··· EXERCISE MATERIAL
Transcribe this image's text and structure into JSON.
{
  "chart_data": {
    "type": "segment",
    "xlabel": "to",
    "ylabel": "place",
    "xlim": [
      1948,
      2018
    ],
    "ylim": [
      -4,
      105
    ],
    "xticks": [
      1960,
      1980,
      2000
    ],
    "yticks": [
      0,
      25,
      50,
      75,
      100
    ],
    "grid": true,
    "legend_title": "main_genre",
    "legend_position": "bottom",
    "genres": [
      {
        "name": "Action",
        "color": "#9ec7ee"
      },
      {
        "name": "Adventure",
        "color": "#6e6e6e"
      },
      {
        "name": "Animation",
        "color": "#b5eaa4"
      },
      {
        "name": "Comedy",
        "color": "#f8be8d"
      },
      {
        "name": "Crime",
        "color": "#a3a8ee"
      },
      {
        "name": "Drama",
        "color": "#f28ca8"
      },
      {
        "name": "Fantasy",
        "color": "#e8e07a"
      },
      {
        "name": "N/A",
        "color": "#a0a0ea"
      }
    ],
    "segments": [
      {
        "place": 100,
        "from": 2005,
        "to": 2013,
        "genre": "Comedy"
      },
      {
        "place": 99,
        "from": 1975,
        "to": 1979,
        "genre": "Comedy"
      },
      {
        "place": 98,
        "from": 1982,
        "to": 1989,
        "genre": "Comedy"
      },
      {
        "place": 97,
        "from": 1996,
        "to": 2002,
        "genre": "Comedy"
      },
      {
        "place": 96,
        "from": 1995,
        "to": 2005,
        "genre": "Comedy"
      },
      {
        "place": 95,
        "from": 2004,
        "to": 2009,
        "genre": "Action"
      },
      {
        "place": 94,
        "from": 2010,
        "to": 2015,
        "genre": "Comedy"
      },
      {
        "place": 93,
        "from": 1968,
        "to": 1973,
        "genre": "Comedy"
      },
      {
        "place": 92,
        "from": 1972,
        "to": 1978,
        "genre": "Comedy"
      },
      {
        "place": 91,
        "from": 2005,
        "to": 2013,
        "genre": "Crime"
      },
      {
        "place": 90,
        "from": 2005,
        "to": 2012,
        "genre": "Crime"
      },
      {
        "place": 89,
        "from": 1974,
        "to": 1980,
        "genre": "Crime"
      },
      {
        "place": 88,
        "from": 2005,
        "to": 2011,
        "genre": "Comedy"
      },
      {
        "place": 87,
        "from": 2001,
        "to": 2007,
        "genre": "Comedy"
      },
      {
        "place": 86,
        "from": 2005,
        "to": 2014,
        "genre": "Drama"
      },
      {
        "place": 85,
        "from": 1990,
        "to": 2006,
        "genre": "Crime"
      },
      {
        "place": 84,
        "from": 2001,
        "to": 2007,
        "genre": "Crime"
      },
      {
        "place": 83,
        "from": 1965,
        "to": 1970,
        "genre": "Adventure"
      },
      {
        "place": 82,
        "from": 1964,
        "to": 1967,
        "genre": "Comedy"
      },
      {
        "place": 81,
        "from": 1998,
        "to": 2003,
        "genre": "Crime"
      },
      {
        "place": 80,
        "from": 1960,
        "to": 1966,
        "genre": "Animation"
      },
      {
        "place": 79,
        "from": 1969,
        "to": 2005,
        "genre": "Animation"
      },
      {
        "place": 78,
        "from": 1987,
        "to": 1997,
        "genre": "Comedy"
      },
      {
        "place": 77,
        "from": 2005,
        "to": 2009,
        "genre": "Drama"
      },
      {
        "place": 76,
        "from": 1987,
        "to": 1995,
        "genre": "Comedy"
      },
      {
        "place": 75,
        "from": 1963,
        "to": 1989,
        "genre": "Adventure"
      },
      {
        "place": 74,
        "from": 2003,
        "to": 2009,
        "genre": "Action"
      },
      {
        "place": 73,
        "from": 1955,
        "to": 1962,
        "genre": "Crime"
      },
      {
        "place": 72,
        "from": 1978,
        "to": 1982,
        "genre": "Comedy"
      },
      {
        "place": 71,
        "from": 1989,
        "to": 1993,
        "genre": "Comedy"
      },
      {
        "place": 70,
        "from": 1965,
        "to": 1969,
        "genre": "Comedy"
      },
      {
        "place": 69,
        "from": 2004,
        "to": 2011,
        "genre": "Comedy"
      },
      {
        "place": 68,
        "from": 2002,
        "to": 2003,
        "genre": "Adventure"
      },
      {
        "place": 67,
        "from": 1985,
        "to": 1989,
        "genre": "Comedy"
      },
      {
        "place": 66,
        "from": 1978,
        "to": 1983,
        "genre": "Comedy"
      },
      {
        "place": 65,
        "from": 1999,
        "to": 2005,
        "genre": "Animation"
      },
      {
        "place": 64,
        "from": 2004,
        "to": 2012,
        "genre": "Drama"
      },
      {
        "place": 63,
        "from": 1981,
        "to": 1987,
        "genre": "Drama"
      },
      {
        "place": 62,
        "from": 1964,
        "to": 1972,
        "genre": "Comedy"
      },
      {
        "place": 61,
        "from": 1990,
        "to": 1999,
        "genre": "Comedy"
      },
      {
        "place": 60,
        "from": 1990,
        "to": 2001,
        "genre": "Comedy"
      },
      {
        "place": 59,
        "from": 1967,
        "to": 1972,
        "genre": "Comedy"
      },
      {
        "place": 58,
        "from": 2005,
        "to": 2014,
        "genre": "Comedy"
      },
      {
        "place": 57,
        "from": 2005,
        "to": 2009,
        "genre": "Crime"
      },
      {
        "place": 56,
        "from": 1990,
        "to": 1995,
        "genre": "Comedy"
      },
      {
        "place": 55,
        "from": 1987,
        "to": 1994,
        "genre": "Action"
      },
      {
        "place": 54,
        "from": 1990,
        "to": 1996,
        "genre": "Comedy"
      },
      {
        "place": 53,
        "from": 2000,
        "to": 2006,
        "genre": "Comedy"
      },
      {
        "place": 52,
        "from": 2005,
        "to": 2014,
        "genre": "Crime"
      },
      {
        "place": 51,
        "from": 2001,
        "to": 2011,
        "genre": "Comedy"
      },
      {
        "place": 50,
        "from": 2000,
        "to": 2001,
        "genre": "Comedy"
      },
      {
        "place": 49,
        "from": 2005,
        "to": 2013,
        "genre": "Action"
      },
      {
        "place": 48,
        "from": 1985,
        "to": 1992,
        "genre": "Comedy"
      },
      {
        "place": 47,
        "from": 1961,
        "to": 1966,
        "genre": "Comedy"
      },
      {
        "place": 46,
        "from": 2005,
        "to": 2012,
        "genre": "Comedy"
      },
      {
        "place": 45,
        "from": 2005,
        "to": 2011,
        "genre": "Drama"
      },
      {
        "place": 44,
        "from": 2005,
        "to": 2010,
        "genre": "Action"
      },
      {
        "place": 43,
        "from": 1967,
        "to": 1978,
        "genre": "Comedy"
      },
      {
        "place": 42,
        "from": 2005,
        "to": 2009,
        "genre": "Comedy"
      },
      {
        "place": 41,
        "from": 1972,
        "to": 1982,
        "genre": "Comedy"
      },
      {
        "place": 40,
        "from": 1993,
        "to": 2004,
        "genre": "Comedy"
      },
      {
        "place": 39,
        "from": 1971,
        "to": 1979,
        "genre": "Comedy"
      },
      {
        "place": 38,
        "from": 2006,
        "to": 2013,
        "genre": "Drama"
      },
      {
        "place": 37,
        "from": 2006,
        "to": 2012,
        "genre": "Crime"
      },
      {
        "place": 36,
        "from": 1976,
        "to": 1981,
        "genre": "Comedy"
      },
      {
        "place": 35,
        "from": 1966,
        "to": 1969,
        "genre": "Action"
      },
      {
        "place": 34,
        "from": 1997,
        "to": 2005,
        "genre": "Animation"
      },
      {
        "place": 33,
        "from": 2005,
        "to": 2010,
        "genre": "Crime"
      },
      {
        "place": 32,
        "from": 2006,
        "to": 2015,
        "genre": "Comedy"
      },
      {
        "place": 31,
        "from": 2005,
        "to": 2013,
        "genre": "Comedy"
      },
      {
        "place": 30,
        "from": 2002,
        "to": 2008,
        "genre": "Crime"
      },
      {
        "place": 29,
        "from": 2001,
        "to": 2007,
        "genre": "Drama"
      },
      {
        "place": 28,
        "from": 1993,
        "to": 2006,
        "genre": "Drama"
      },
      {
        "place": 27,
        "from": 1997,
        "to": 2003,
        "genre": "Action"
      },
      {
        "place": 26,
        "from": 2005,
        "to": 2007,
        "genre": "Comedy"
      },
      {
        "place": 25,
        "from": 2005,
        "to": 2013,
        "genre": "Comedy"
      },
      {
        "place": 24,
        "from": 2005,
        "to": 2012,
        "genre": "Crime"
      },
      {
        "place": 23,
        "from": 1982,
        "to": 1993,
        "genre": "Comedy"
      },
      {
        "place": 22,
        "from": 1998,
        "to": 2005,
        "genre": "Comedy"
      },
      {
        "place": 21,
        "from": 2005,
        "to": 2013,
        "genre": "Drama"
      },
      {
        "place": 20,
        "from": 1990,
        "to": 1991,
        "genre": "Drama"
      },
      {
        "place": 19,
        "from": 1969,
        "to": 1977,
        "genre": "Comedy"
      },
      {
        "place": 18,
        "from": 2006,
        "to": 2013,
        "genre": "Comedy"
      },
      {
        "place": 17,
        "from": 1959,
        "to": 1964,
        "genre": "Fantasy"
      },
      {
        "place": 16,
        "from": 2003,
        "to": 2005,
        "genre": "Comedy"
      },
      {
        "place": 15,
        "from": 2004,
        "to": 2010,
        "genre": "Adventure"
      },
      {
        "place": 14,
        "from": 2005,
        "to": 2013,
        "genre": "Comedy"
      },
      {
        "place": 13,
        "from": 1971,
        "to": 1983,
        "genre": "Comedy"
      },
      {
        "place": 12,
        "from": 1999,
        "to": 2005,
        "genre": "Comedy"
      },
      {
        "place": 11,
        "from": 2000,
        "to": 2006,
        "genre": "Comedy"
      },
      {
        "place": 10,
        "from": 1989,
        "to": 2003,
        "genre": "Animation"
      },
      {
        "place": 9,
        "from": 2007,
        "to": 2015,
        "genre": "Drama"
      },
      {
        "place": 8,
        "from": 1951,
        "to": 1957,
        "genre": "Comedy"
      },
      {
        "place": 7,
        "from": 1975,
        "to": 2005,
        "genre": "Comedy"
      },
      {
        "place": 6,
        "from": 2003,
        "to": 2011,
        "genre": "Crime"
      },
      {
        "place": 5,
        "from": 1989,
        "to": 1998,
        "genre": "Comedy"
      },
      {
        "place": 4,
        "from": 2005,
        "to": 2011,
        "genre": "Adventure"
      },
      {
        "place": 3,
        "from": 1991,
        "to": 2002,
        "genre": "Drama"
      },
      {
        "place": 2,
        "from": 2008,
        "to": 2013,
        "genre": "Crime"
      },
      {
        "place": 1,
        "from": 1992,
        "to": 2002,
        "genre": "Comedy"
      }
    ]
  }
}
······
* _WHAT THE EXERCISE ASKS_
Return only the number of lines in the preceding records that contain the string "color".

* _SOLUTION FOR THIS PROBLEM_
8